--- Start of Material for this exercise ---

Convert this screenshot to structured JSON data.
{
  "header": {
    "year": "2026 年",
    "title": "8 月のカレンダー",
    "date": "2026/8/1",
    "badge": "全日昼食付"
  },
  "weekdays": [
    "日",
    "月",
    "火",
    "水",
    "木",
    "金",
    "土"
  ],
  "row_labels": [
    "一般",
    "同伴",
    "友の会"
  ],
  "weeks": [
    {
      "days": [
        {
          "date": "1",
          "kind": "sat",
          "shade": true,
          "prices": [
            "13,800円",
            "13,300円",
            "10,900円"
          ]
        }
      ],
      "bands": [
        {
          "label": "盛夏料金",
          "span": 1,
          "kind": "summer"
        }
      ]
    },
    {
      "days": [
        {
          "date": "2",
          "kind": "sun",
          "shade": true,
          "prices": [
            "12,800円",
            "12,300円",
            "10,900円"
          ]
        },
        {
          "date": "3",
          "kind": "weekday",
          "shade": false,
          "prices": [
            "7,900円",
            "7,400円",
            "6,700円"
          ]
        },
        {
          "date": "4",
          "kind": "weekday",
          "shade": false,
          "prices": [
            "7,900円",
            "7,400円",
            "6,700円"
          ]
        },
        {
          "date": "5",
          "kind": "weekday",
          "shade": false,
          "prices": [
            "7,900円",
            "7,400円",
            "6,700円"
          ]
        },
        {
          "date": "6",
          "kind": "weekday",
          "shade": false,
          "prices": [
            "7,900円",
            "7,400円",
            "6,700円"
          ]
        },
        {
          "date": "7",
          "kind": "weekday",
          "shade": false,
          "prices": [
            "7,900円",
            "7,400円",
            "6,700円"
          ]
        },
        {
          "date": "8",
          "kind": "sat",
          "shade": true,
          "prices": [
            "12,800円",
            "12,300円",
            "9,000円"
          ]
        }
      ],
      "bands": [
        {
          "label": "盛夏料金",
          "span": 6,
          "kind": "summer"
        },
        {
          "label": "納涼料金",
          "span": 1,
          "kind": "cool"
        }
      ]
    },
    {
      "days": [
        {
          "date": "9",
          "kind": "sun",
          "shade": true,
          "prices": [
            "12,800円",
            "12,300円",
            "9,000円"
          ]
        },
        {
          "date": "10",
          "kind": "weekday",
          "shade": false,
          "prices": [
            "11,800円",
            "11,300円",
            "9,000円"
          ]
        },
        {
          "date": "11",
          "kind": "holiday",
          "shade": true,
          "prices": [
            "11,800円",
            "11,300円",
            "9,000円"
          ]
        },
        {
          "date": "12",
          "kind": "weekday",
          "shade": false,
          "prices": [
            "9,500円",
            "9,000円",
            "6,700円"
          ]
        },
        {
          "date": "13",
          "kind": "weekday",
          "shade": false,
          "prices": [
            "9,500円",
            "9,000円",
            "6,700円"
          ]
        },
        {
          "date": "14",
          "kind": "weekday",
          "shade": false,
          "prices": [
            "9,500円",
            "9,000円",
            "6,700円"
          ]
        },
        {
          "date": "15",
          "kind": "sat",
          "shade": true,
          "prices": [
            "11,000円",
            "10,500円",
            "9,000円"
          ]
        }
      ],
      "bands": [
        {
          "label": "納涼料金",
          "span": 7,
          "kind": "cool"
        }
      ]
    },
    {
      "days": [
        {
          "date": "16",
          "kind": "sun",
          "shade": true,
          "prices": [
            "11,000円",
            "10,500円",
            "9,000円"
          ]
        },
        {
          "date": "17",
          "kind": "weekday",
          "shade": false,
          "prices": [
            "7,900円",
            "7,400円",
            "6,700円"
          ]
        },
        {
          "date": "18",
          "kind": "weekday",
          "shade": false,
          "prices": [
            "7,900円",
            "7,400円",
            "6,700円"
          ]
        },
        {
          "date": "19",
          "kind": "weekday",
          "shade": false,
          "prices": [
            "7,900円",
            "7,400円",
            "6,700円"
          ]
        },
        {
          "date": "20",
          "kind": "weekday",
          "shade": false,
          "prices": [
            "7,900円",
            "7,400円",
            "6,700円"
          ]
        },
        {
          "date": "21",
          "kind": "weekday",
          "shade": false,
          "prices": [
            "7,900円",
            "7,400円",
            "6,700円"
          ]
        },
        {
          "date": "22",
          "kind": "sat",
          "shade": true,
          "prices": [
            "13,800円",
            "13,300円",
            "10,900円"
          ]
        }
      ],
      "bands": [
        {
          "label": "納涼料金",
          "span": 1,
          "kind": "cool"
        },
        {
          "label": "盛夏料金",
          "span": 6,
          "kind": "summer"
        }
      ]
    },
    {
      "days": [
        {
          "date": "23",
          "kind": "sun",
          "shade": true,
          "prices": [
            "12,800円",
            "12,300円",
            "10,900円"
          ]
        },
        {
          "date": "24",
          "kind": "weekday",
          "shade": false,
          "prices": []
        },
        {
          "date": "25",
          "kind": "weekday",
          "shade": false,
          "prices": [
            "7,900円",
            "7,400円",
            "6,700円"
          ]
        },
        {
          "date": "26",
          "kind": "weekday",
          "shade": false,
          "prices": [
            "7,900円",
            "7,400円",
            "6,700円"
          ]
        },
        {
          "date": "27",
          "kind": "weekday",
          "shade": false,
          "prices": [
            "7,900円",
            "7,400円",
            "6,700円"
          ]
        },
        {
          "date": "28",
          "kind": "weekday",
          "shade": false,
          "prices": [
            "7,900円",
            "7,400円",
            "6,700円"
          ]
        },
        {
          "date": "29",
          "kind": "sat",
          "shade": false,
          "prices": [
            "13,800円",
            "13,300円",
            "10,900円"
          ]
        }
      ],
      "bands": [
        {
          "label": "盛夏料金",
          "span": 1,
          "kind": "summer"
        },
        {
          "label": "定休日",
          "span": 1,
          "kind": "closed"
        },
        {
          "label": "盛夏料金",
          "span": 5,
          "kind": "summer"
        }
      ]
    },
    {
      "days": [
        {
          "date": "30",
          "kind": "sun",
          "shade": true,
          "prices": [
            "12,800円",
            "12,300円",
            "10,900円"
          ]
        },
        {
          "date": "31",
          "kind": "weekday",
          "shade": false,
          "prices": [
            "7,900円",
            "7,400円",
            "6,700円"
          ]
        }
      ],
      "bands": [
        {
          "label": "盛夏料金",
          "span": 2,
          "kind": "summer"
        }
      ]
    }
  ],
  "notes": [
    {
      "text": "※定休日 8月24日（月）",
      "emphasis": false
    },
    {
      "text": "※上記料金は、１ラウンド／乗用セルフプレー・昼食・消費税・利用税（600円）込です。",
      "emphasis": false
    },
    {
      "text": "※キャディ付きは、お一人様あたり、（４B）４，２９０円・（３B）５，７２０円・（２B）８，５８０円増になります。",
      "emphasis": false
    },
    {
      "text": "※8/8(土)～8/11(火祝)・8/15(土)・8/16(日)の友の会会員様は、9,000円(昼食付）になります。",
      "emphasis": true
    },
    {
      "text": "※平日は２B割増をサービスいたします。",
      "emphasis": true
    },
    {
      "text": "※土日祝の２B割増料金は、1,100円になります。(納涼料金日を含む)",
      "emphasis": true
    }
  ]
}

--- End of Material for this exercise ---

The exercise — Repeat each of the entries above precisely as given.

Written response —
Convert this screenshot to structured JSON data.
{
  "header": {
    "year": "2026 年",
    "title": "8 月のカレンダー",
    "date": "2026/8/1",
    "badge": "全日昼食付"
  },
  "weekdays": [
    "日",
    "月",
    "火",
    "水",
    "木",
    "金",
    "土"
  ],
  "row_labels": [
    "一般",
    "同伴",
    "友の会"
  ],
  "weeks": [
    {
      "days": [
        {
          "date": "1",
          "kind": "sat",
          "shade": true,
          "prices": [
            "13,800円",
            "13,300円",
            "10,900円"
          ]
        }
      ],
      "bands": [
        {
          "label": "盛夏料金",
          "span": 1,
          "kind": "summer"
        }
      ]
    },
    {
      "days": [
        {
          "date": "2",
          "kind": "sun",
          "shade": true,
          "prices": [
            "12,800円",
            "12,300円",
            "10,900円"
          ]
        },
        {
          "date": "3",
          "kind": "weekday",
          "shade": false,
          "prices": [
            "7,900円",
            "7,400円",
            "6,700円"
          ]
        },
        {
          "date": "4",
          "kind": "weekday",
          "shade": false,
          "prices": [
            "7,900円",
            "7,400円",
            "6,700円"
          ]
        },
        {
          "date": "5",
          "kind": "weekday",
          "shade": false,
          "prices": [
            "7,900円",
            "7,400円",
            "6,700円"
          ]
        },
        {
          "date": "6",
          "kind": "weekday",
          "shade": false,
          "prices": [
            "7,900円",
            "7,400円",
            "6,700円"
          ]
        },
        {
          "date": "7",
          "kind": "weekday",
          "shade": false,
          "prices": [
            "7,900円",
            "7,400円",
            "6,700円"
          ]
        },
        {
          "date": "8",
          "kind": "sat",
          "shade": true,
          "prices": [
            "12,800円",
            "12,300円",
            "9,000円"
          ]
        }
      ],
      "bands": [
        {
          "label": "盛夏料金",
          "span": 6,
          "kind": "summer"
        },
        {
          "label": "納涼料金",
          "span": 1,
          "kind": "cool"
        }
      ]
    },
    {
      "days": [
        {
          "date": "9",
          "kind": "sun",
          "shade": true,
          "prices": [
            "12,800円",
            "12,300円",
            "9,000円"
          ]
        },
        {
          "date": "10",
          "kind": "weekday",
          "shade": false,
          "prices": [
            "11,800円",
            "11,300円",
            "9,000円"
          ]
        },
        {
          "date": "11",
          "kind": "holiday",
          "shade": true,
          "prices": [
            "11,800円",
            "11,300円",
            "9,000円"
          ]
        },
        {
          "date": "12",
          "kind": "weekday",
          "shade": false,
          "prices": [
            "9,500円",
            "9,000円",
            "6,700円"
          ]
        },
        {
          "date": "13",
          "kind": "weekday",
          "shade": false,
          "prices": [
            "9,500円",
            "9,000円",
            "6,700円"
          ]
        },
        {
          "date": "14",
          "kind": "weekday",
          "shade": false,
          "prices": [
            "9,500円",
            "9,000円",
            "6,700円"
          ]
        },
        {
          "date": "15",
          "kind": "sat",
          "shade": true,
          "prices": [
            "11,000円",
            "10,500円",
            "9,000円"
          ]
        }
      ],
      "bands": [
        {
          "label": "納涼料金",
          "span": 7,
          "kind": "cool"
        }
      ]
    },
    {
      "days": [
        {
          "date": "16",
          "kind": "sun",
          "shade": true,
          "prices": [
            "11,000円",
            "10,500円",
            "9,000円"
          ]
        },
        {
          "date": "17",
          "kind": "weekday",
          "shade": false,
          "prices": [
            "7,900円",
            "7,400円",
            "6,700円"
          ]
        },
        {
          "date": "18",
          "kind": "weekday",
          "shade": false,
          "prices": [
            "7,900円",
            "7,400円",
            "6,700円"
          ]
        },
        {
          "date": "19",
          "kind": "weekday",
          "shade": false,
          "prices": [
            "7,900円",
            "7,400円",
            "6,700円"
          ]
        },
        {
          "date": "20",
          "kind": "weekday",
          "shade": false,
          "prices": [
            "7,900円",
            "7,400円",
            "6,700円"
          ]
        },
        {
          "date": "21",
          "kind": "weekday",
          "shade": false,
          "prices": [
            "7,900円",
            "7,400円",
            "6,700円"
          ]
        },
        {
          "date": "22",
          "kind": "sat",
          "shade": true,
          "prices": [
            "13,800円",
            "13,300円",
            "10,900円"
          ]
        }
      ],
      "bands": [
        {
          "label": "納涼料金",
          "span": 1,
          "kind": "cool"
        },
        {
          "label": "盛夏料金",
          "span": 6,
          "kind": "summer"
        }
      ]
    },
    {
      "days": [
        {
          "date": "23",
          "kind": "sun",
          "shade": true,
          "prices": [
            "12,800円",
            "12,300円",
            "10,900円"
          ]
        },
        {
          "date": "24",
          "kind": "weekday",
          "shade": false,
          "prices": []
        },
        {
          "date": "25",
          "kind": "weekday",
          "shade": false,
          "prices": [
            "7,900円",
            "7,400円",
            "6,700円"
          ]
        },
        {
          "date": "26",
          "kind": "weekday",
          "shade": false,
          "prices": [
            "7,900円",
            "7,400円",
            "6,700円"
          ]
        },
        {
          "date": "27",
          "kind": "weekday",
          "shade": false,
          "prices": [
            "7,900円",
            "7,400円",
            "6,700円"
          ]
        },
        {
          "date": "28",
          "kind": "weekday",
          "shade": false,
          "prices": [
            "7,900円",
            "7,400円",
            "6,700円"
          ]
        },
        {
          "date": "29",
          "kind": "sat",
          "shade": false,
          "prices": [
            "13,800円",
            "13,300円",
            "10,900円"
          ]
        }
      ],
      "bands": [
        {
          "label": "盛夏料金",
          "span": 1,
          "kind": "summer"
        },
        {
          "label": "定休日",
          "span": 1,
          "kind": "closed"
        },
        {
          "label": "盛夏料金",
          "span": 5,
          "kind": "summer"
        }
      ]
    },
    {
      "days": [
        {
          "date": "30",
          "kind": "sun",
          "shade": true,
          "prices": [
            "12,800円",
            "12,300円",
            "10,900円"
          ]
        },
        {
          "date": "31",
          "kind": "weekday",
          "shade": false,
          "prices": [
            "7,900円",
            "7,400円",
            "6,700円"
          ]
        }
      ],
      "bands": [
        {
          "label": "盛夏料金",
          "span": 2,
          "kind": "summer"
        }
      ]
    }
  ],
  "notes": [
    {
      "text": "※定休日 8月24日（月）",
      "emphasis": false
    },
    {
      "text": "※上記料金は、１ラウンド／乗用セルフプレー・昼食・消費税・利用税（600円）込です。",
      "emphasis": false
    },
    {
      "text": "※キャディ付きは、お一人様あたり、（４B）４，２９０円・（３B）５，７２０円・（２B）８，５８０円増になります。",
      "emphasis": false
    },
    {
      "text": "※8/8(土)～8/11(火祝)・8/15(土)・8/16(日)の友の会会員様は、9,000円(昼食付）になります。",
      "emphasis": true
    },
    {
      "text": "※平日は２B割増をサービスいたします。",
      "emphasis": true
    },
    {
      "text": "※土日祝の２B割増料金は、1,100円になります。(納涼料金日を含む)",
      "emphasis": true
    }
  ]
}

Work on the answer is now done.